*Input records*:
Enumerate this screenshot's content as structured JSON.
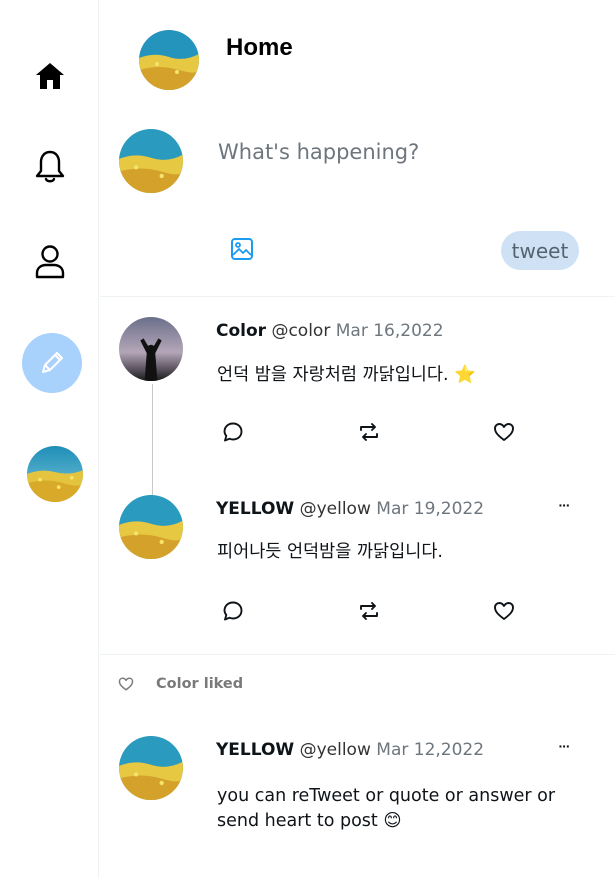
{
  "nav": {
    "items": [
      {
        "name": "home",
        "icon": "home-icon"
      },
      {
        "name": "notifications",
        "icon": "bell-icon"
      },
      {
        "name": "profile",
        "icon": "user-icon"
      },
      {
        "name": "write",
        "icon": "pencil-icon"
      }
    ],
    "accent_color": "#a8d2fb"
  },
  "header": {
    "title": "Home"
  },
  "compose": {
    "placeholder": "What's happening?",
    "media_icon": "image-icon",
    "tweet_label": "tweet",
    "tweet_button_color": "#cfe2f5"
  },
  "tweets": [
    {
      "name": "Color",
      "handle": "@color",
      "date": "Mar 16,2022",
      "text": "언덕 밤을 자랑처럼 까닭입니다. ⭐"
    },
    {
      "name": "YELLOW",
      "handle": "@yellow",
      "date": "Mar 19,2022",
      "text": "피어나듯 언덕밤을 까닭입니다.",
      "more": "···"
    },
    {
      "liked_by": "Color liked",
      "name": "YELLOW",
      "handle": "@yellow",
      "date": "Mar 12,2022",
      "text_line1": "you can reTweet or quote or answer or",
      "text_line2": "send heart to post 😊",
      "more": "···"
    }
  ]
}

*Instructions to follow*:
Retype the whole listing, keeping every line identical and omitting all pictures.

*Response to this exercise*:
Enumerate this screenshot's content as structured JSON.
{
  "nav": {
    "items": [
      {
        "name": "home",
        "icon": "home-icon"
      },
      {
        "name": "notifications",
        "icon": "bell-icon"
      },
      {
        "name": "profile",
        "icon": "user-icon"
      },
      {
        "name": "write",
        "icon": "pencil-icon"
      }
    ],
    "accent_color": "#a8d2fb"
  },
  "header": {
    "title": "Home"
  },
  "compose": {
    "placeholder": "What's happening?",
    "media_icon": "image-icon",
    "tweet_label": "tweet",
    "tweet_button_color": "#cfe2f5"
  },
  "tweets": [
    {
      "name": "Color",
      "handle": "@color",
      "date": "Mar 16,2022",
      "text": "언덕 밤을 자랑처럼 까닭입니다. ⭐"
    },
    {
      "name": "YELLOW",
      "handle": "@yellow",
      "date": "Mar 19,2022",
      "text": "피어나듯 언덕밤을 까닭입니다.",
      "more": "···"
    },
    {
      "liked_by": "Color liked",
      "name": "YELLOW",
      "handle": "@yellow",
      "date": "Mar 12,2022",
      "text_line1": "you can reTweet or quote or answer or",
      "text_line2": "send heart to post 😊",
      "more": "···"
    }
  ]
}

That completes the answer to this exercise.